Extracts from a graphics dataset

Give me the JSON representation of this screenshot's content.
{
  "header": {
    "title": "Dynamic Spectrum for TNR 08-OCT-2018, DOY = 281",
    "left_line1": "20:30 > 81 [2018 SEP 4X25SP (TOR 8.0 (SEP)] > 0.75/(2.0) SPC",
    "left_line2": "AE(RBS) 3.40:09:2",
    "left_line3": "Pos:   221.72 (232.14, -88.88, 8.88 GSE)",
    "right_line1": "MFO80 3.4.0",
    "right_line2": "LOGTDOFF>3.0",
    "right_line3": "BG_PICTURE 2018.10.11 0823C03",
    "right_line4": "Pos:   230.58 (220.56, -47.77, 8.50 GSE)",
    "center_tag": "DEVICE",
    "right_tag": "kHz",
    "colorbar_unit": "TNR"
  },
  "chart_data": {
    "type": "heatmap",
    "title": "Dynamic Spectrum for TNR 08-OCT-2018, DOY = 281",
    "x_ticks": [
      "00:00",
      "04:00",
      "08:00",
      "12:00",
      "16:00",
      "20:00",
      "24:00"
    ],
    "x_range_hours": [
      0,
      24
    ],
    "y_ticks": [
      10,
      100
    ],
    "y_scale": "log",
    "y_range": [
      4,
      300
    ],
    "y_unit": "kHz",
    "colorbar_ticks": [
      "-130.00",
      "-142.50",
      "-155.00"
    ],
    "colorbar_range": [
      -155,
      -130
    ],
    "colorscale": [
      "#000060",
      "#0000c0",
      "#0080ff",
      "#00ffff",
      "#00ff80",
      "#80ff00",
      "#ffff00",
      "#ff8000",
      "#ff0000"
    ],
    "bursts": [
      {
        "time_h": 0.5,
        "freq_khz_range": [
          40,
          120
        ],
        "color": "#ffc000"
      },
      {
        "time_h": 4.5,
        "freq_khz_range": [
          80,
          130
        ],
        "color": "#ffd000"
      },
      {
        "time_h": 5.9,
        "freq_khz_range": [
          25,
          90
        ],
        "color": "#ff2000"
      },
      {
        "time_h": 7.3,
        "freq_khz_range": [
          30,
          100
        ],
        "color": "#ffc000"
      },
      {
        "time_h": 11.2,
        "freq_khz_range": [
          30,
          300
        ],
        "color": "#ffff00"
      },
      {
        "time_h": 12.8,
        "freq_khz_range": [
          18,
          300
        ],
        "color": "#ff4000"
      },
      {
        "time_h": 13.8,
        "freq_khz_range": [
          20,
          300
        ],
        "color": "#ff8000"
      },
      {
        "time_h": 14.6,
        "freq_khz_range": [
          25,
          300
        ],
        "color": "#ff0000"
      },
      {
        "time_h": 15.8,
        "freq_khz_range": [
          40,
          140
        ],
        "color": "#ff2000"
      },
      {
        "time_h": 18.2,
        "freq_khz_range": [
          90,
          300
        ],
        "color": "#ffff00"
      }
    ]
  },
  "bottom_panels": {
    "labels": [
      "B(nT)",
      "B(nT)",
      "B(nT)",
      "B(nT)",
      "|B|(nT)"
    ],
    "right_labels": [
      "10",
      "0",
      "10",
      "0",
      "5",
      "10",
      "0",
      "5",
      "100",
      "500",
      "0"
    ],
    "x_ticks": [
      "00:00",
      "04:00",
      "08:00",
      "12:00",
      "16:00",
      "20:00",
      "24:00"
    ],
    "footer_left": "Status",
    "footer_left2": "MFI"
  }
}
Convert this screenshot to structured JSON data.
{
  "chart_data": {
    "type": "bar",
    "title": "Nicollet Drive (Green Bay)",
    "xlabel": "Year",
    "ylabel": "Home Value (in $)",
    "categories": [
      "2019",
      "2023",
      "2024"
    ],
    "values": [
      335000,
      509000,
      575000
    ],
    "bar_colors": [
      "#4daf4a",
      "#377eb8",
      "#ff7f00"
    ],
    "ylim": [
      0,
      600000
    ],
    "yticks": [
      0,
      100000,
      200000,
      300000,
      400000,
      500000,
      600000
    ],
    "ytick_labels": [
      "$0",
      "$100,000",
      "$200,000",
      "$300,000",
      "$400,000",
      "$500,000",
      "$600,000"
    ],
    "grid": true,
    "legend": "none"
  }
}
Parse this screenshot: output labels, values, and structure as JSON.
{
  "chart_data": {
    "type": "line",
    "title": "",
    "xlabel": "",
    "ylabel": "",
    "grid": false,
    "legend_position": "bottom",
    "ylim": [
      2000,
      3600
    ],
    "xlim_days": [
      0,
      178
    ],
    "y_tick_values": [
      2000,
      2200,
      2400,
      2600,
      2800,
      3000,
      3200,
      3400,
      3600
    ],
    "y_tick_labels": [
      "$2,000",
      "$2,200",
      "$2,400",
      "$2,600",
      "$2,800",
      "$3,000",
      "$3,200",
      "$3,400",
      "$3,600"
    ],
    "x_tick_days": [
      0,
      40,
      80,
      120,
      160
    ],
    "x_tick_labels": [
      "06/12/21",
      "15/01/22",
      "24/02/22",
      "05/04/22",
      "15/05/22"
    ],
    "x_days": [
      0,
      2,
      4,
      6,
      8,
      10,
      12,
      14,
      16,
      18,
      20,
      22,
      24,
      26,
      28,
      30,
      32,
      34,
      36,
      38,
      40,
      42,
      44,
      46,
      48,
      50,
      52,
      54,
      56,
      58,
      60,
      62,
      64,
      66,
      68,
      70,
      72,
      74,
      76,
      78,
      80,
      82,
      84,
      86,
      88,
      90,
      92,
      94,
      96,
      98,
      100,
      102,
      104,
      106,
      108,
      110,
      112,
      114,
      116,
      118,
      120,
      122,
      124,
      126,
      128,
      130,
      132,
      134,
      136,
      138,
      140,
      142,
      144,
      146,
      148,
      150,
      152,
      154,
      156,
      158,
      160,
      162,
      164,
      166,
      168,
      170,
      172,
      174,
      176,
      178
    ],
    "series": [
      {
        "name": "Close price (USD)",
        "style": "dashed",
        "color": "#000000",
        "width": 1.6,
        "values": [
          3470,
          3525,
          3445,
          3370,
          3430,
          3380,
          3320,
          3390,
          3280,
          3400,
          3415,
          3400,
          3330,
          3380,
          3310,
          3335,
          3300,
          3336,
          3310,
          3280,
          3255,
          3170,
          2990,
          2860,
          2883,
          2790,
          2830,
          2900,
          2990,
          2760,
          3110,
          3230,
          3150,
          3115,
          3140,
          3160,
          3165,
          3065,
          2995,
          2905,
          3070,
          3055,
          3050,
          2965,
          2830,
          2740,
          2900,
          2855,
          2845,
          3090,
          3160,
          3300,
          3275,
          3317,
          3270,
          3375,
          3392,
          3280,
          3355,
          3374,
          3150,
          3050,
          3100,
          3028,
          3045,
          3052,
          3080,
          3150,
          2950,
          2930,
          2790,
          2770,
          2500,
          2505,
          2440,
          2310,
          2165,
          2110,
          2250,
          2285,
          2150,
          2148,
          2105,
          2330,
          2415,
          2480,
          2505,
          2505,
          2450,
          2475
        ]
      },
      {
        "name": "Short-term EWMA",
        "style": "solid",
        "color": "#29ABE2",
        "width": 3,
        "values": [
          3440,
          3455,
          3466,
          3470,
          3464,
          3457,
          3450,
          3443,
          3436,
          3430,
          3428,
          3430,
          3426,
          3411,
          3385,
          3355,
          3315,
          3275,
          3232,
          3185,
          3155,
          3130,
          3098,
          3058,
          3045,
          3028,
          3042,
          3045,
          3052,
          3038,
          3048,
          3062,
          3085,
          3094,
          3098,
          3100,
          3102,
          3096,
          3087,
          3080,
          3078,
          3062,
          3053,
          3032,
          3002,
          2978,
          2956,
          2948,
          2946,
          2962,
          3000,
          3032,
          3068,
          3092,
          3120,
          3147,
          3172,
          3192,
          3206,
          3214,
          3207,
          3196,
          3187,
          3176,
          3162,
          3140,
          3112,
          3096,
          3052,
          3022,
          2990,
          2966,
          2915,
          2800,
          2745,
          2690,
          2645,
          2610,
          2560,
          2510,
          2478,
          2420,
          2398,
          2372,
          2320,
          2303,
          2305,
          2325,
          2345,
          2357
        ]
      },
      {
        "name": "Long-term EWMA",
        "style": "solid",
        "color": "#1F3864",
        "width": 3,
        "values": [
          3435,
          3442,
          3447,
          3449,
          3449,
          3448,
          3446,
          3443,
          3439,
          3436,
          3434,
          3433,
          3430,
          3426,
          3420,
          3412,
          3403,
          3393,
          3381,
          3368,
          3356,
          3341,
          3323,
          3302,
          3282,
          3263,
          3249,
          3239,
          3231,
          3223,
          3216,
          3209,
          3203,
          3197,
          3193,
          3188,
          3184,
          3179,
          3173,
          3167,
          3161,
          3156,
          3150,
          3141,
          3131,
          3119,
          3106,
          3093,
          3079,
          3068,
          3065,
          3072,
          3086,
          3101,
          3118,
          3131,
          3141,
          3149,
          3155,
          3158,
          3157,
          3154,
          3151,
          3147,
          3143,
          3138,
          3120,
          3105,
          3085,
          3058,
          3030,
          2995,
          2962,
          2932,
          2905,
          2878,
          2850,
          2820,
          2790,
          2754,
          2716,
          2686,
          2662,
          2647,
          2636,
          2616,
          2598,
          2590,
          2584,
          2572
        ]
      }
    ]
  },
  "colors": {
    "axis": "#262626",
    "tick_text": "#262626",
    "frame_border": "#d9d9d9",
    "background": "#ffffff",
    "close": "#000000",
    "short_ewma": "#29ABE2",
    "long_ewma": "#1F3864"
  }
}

> [Direction] In the listing above, locate each line with "term" and copy it.

> [Result]
        "name": "Short-term EWMA",
        "name": "Long-term EWMA",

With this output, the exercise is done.